#### [TEXTO SELECIONADO]
Com o seu irmão Craig Renaud criou a produtora Renaud Brothers. Cobria habitualmente cenários de guerra e de conflito e esteve também no Iraque, durante a luta por Mossul, no Haiti afectado pelo terramoto em 2010, na Primavera Árabe no Egipto e na Líbia, mas também fez reportagens sobre a violência nos cartéis da droga no México, sobre a crise dos jovens refugiados na América Central, a delinquência juvenil em Chicago ou o uso de drogas nas escolas norte-americanas.
Numa entrevista que os dois irmãos deram à revista de cinema independente Filmmaker, Brent Renaud contou que quando saiu da faculdade foi para o Camboja, às suas próprias custas, com apenas uma pequena câmara de vídeo digital que ele mal sabia usar. Mas foi levado a sério e conseguiu fazer entrevistas relevantes. “É importante quando se cobre conflitos entender-se a política local e saber quem são todos os actores envolvidos. Precisamos também de saber onde é relativamente seguro estar e quando”, explicou.
“No primeiro dia de filmagens, vi-me do lado errado da cidade com as pessoas erradas e quase morri quando o carro em que eu estava passou por um posto de controlo militar, atraindo fogo dos soldados. Noutra ocasião, subi para uma moto com um tradutor e entrei na selva para ir fazer uma entrevista com um camponês. O que eu não percebi foi que quem eu ia entrevistar morava numa aldeia ainda controlada pelos Khmer Vermelhos, os brutais rebeldes comunistas que foram responsáveis pela morte de um terço da população do país durante a década de 1970. As coisas correram tão mal que foi necessário um resgate militar – felizmente organizado por um general de quem eu tinha ficado amigo no início da viagem.”

#### [DADOS FORNECIDOS]
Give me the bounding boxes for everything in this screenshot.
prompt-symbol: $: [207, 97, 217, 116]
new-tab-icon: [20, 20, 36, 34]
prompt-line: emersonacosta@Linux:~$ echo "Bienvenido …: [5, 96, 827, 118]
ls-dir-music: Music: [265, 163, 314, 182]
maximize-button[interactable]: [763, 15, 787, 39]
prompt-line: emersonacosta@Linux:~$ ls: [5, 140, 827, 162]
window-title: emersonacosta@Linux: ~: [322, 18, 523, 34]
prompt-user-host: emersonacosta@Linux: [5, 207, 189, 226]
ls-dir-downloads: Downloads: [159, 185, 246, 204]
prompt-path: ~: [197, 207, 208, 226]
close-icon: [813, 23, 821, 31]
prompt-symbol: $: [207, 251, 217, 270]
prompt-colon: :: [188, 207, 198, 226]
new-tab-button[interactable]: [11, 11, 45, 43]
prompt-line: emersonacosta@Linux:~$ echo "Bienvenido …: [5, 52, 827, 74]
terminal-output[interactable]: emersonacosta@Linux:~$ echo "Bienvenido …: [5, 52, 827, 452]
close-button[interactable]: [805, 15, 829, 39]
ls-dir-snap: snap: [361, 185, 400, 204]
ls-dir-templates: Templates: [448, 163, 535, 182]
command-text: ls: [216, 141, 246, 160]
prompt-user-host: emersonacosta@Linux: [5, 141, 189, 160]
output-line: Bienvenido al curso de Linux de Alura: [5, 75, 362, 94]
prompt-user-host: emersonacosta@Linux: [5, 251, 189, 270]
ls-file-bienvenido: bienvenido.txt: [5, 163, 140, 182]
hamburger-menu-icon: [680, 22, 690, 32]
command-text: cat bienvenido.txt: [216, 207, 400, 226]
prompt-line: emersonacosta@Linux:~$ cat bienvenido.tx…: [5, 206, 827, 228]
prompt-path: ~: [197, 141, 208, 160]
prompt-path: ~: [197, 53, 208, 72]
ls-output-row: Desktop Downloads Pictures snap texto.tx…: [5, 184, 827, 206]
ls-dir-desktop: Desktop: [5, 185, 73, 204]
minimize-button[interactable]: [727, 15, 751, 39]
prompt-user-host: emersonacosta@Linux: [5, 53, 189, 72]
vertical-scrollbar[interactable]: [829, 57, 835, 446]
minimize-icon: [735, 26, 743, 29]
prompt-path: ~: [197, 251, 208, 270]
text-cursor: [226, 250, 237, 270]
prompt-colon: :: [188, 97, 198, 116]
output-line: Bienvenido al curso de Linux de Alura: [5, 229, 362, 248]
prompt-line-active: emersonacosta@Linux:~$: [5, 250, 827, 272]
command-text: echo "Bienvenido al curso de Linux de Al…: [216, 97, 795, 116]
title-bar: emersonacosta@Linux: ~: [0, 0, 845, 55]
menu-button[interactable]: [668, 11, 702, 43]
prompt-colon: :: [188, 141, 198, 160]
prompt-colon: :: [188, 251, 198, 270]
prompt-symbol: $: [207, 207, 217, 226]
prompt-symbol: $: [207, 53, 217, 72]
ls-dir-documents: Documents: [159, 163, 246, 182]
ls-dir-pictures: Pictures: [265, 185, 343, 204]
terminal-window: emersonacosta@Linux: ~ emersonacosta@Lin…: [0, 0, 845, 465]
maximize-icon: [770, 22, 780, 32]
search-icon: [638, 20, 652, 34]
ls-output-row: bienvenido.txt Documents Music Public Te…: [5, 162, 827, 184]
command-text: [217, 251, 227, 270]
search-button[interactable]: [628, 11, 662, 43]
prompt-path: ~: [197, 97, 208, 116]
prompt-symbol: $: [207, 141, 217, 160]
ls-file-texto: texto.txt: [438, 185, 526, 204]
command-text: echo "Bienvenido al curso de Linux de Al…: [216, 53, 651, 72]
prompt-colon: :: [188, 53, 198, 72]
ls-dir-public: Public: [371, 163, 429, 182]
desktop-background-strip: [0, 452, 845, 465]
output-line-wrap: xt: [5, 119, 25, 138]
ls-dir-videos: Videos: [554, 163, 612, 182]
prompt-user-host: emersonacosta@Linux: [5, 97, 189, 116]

#### [TAREFA A REALIZAR]
Prolongue o texto sobre Brent Renaud a partir do ponto em que ele termina. Os itens não têm qualquer papel nesta tarefa.

#### [RESULTADO]
Professor convidado do Centro de Ética da Escola de Jornalismo da Universidade do Arkansas em 2019, foi descrito na altura pelo presidente da escola, Larry Foley, como um jornalista com uma carreira “sólida e impactante”, que ao longo da sua carreira quis contar as histórias importantes que acontecem no mundo, muitas trágicas, mas todas sobre assuntos pertinentes e sobre os quais deveríamos ser informados.
Passava meses ou até anos a investigar os seus temas, queria produzir um trabalho jornalístico imersivo com impacto nas comunidades que retratava, como se lê no retrato disponível no site da Universidade do Arkansas. “A curta-metragem que fez em 2015 para o The New York Times, Beyond Borders, ajudou a trazer um outro nível de consciencialização sobre a crise dos jovens migrantes na América Central, e a sua longa-metragem premiada em 2018, Shelter, distribuída pela Vice Media, ajudou a arrecadar milhões de dólares para combater a crise dos jovens sem-abrigo em Nova Orleães”, escrevem no site.
Brent Renaud trabalhou principalmente com seu irmão Craig Renaud. Juntos fizeram para a HBO o documentário Dope Sick Love, sobre heroína, e também Little Rock Central: 50 Years Later. As ligações de Brent Renaud ao The New York Times datam de 2004, quando ele e o seu irmão realizaram o documentário em dez episódios Off to War, sobre uma unidade da Guarda Nacional enviada ao Iraque, para o Discovery Times Chanel, onde também passou Taking the Hill. Em 2015, receberam um prémio Peabody pela série Last Chance High, sobre uma escola terapêutica em Chicago que realizaram para a Vice News. E Fight for Chicago para a Al Jazeera America.
Na entrevista à Filmmaker, Brent Renaud contou que tinha feito recentemente um workshop com o repórter e escritor Sebastian Junger, que fundou o RISC -Reporters Instructed in Saving Colleagues. Explicava que muitas das técnicas ensinadas para o tratamento de traumatismos em cenário de guerra eram muito simples, mas que se fossem executadas correctamente num colega jornalista ferido, podiam dar-lhe aqueles minutos cruciais para lhe salvar a vida antes do transporte para o hospital. Brent Renaud não teve essa sorte quando foi atingido por uma bala no pescoço esta manhã.